===== Input material =====

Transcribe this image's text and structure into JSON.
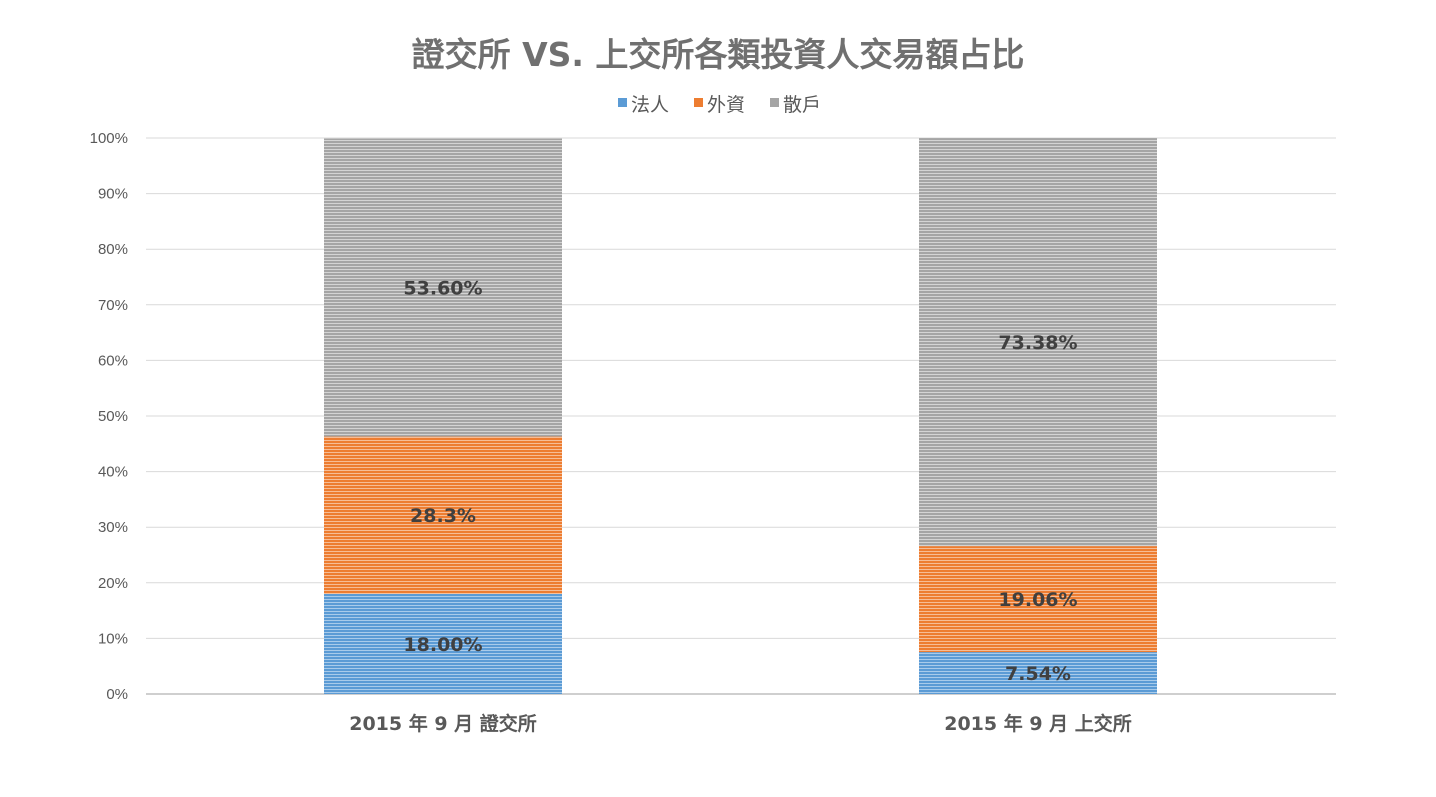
{
  "chart_data": {
    "type": "bar",
    "stacked": true,
    "percent_stacked": true,
    "title": "證交所 VS. 上交所各類投資人交易額占比",
    "xlabel": "",
    "ylabel": "",
    "categories": [
      "2015 年 9 月  證交所",
      "2015 年 9 月  上交所"
    ],
    "series": [
      {
        "name": "法人",
        "values": [
          18.0,
          7.54
        ],
        "labels": [
          "18.00%",
          "7.54%"
        ],
        "color": "#5b9bd5"
      },
      {
        "name": "外資",
        "values": [
          28.3,
          19.06
        ],
        "labels": [
          "28.3%",
          "19.06%"
        ],
        "color": "#ed7d31"
      },
      {
        "name": "散戶",
        "values": [
          53.6,
          73.38
        ],
        "labels": [
          "53.60%",
          "73.38%"
        ],
        "color": "#a5a5a5"
      }
    ],
    "yticks": [
      "0%",
      "10%",
      "20%",
      "30%",
      "40%",
      "50%",
      "60%",
      "70%",
      "80%",
      "90%",
      "100%"
    ],
    "ylim": [
      0,
      100
    ],
    "grid": true,
    "legend_position": "top"
  }
}
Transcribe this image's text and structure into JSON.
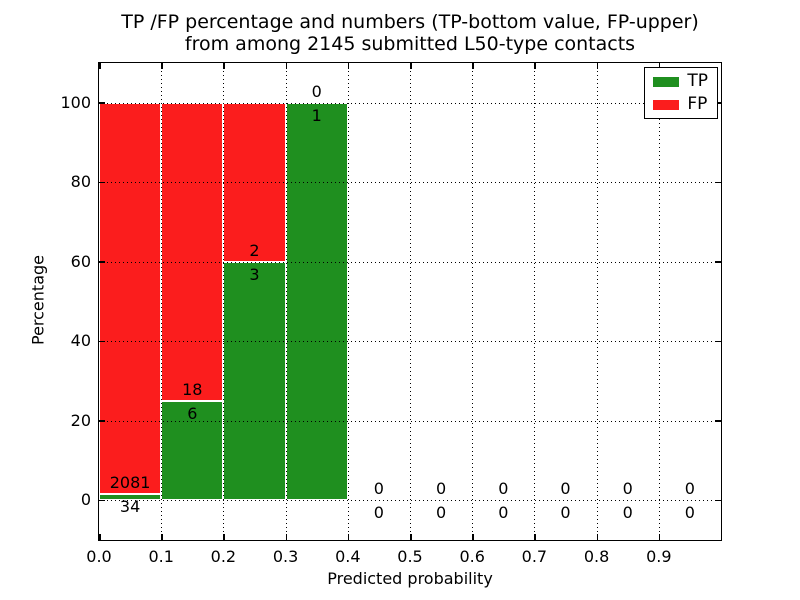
{
  "chart_data": {
    "type": "bar",
    "stacked": true,
    "title_lines": [
      "TP /FP percentage and numbers (TP-bottom value, FP-upper)",
      "from among 2145 submitted L50-type contacts"
    ],
    "xlabel": "Predicted probability",
    "ylabel": "Percentage",
    "xlim": [
      0.0,
      1.0
    ],
    "ylim": [
      -10,
      110
    ],
    "grid": true,
    "xticks": [
      {
        "label": "0.0",
        "value": 0.0
      },
      {
        "label": "0.1",
        "value": 0.1
      },
      {
        "label": "0.2",
        "value": 0.2
      },
      {
        "label": "0.3",
        "value": 0.3
      },
      {
        "label": "0.4",
        "value": 0.4
      },
      {
        "label": "0.5",
        "value": 0.5
      },
      {
        "label": "0.6",
        "value": 0.6
      },
      {
        "label": "0.7",
        "value": 0.7
      },
      {
        "label": "0.8",
        "value": 0.8
      },
      {
        "label": "0.9",
        "value": 0.9
      }
    ],
    "yticks": [
      {
        "label": "0",
        "value": 0
      },
      {
        "label": "20",
        "value": 20
      },
      {
        "label": "40",
        "value": 40
      },
      {
        "label": "60",
        "value": 60
      },
      {
        "label": "80",
        "value": 80
      },
      {
        "label": "100",
        "value": 100
      }
    ],
    "series": [
      {
        "name": "TP",
        "color": "#1f8f1f"
      },
      {
        "name": "FP",
        "color": "#fb1d1d"
      }
    ],
    "legend": {
      "position": "upper-right",
      "entries": [
        {
          "label": "TP",
          "color": "#1f8f1f"
        },
        {
          "label": "FP",
          "color": "#fb1d1d"
        }
      ]
    },
    "bins": [
      {
        "range": [
          0.0,
          0.1
        ],
        "tp": 34,
        "fp": 2081
      },
      {
        "range": [
          0.1,
          0.2
        ],
        "tp": 6,
        "fp": 18
      },
      {
        "range": [
          0.2,
          0.3
        ],
        "tp": 3,
        "fp": 2
      },
      {
        "range": [
          0.3,
          0.4
        ],
        "tp": 1,
        "fp": 0
      },
      {
        "range": [
          0.4,
          0.5
        ],
        "tp": 0,
        "fp": 0
      },
      {
        "range": [
          0.5,
          0.6
        ],
        "tp": 0,
        "fp": 0
      },
      {
        "range": [
          0.6,
          0.7
        ],
        "tp": 0,
        "fp": 0
      },
      {
        "range": [
          0.7,
          0.8
        ],
        "tp": 0,
        "fp": 0
      },
      {
        "range": [
          0.8,
          0.9
        ],
        "tp": 0,
        "fp": 0
      },
      {
        "range": [
          0.9,
          1.0
        ],
        "tp": 0,
        "fp": 0
      }
    ]
  }
}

=====

> [What is needed] Print every entry exactly as written, without the pictures.

> [Solution below]
Transcribe this image's text and structure into JSON.
{
  "chart_data": {
    "type": "bar",
    "stacked": true,
    "percent_stacked": true,
    "title": "證交所 VS. 上交所各類投資人交易額占比",
    "xlabel": "",
    "ylabel": "",
    "categories": [
      "2015 年 9 月  證交所",
      "2015 年 9 月  上交所"
    ],
    "series": [
      {
        "name": "法人",
        "values": [
          18.0,
          7.54
        ],
        "labels": [
          "18.00%",
          "7.54%"
        ],
        "color": "#5b9bd5"
      },
      {
        "name": "外資",
        "values": [
          28.3,
          19.06
        ],
        "labels": [
          "28.3%",
          "19.06%"
        ],
        "color": "#ed7d31"
      },
      {
        "name": "散戶",
        "values": [
          53.6,
          73.38
        ],
        "labels": [
          "53.60%",
          "73.38%"
        ],
        "color": "#a5a5a5"
      }
    ],
    "yticks": [
      "0%",
      "10%",
      "20%",
      "30%",
      "40%",
      "50%",
      "60%",
      "70%",
      "80%",
      "90%",
      "100%"
    ],
    "ylim": [
      0,
      100
    ],
    "grid": true,
    "legend_position": "top"
  }
}
Transcribe this image's text and structure into JSON.
{
  "chart_data": {
    "type": "bar",
    "stacked": true,
    "title_lines": [
      "TP /FP percentage and numbers (TP-bottom value, FP-upper)",
      "from among 2145 submitted L50-type contacts"
    ],
    "xlabel": "Predicted probability",
    "ylabel": "Percentage",
    "xlim": [
      0.0,
      1.0
    ],
    "ylim": [
      -10,
      110
    ],
    "grid": true,
    "xticks": [
      {
        "label": "0.0",
        "value": 0.0
      },
      {
        "label": "0.1",
        "value": 0.1
      },
      {
        "label": "0.2",
        "value": 0.2
      },
      {
        "label": "0.3",
        "value": 0.3
      },
      {
        "label": "0.4",
        "value": 0.4
      },
      {
        "label": "0.5",
        "value": 0.5
      },
      {
        "label": "0.6",
        "value": 0.6
      },
      {
        "label": "0.7",
        "value": 0.7
      },
      {
        "label": "0.8",
        "value": 0.8
      },
      {
        "label": "0.9",
        "value": 0.9
      }
    ],
    "yticks": [
      {
        "label": "0",
        "value": 0
      },
      {
        "label": "20",
        "value": 20
      },
      {
        "label": "40",
        "value": 40
      },
      {
        "label": "60",
        "value": 60
      },
      {
        "label": "80",
        "value": 80
      },
      {
        "label": "100",
        "value": 100
      }
    ],
    "series": [
      {
        "name": "TP",
        "color": "#1f8f1f"
      },
      {
        "name": "FP",
        "color": "#fb1d1d"
      }
    ],
    "legend": {
      "position": "upper-right",
      "entries": [
        {
          "label": "TP",
          "color": "#1f8f1f"
        },
        {
          "label": "FP",
          "color": "#fb1d1d"
        }
      ]
    },
    "bins": [
      {
        "range": [
          0.0,
          0.1
        ],
        "tp": 34,
        "fp": 2081
      },
      {
        "range": [
          0.1,
          0.2
        ],
        "tp": 6,
        "fp": 18
      },
      {
        "range": [
          0.2,
          0.3
        ],
        "tp": 3,
        "fp": 2
      },
      {
        "range": [
          0.3,
          0.4
        ],
        "tp": 1,
        "fp": 0
      },
      {
        "range": [
          0.4,
          0.5
        ],
        "tp": 0,
        "fp": 0
      },
      {
        "range": [
          0.5,
          0.6
        ],
        "tp": 0,
        "fp": 0
      },
      {
        "range": [
          0.6,
          0.7
        ],
        "tp": 0,
        "fp": 0
      },
      {
        "range": [
          0.7,
          0.8
        ],
        "tp": 0,
        "fp": 0
      },
      {
        "range": [
          0.8,
          0.9
        ],
        "tp": 0,
        "fp": 0
      },
      {
        "range": [
          0.9,
          1.0
        ],
        "tp": 0,
        "fp": 0
      }
    ]
  }
}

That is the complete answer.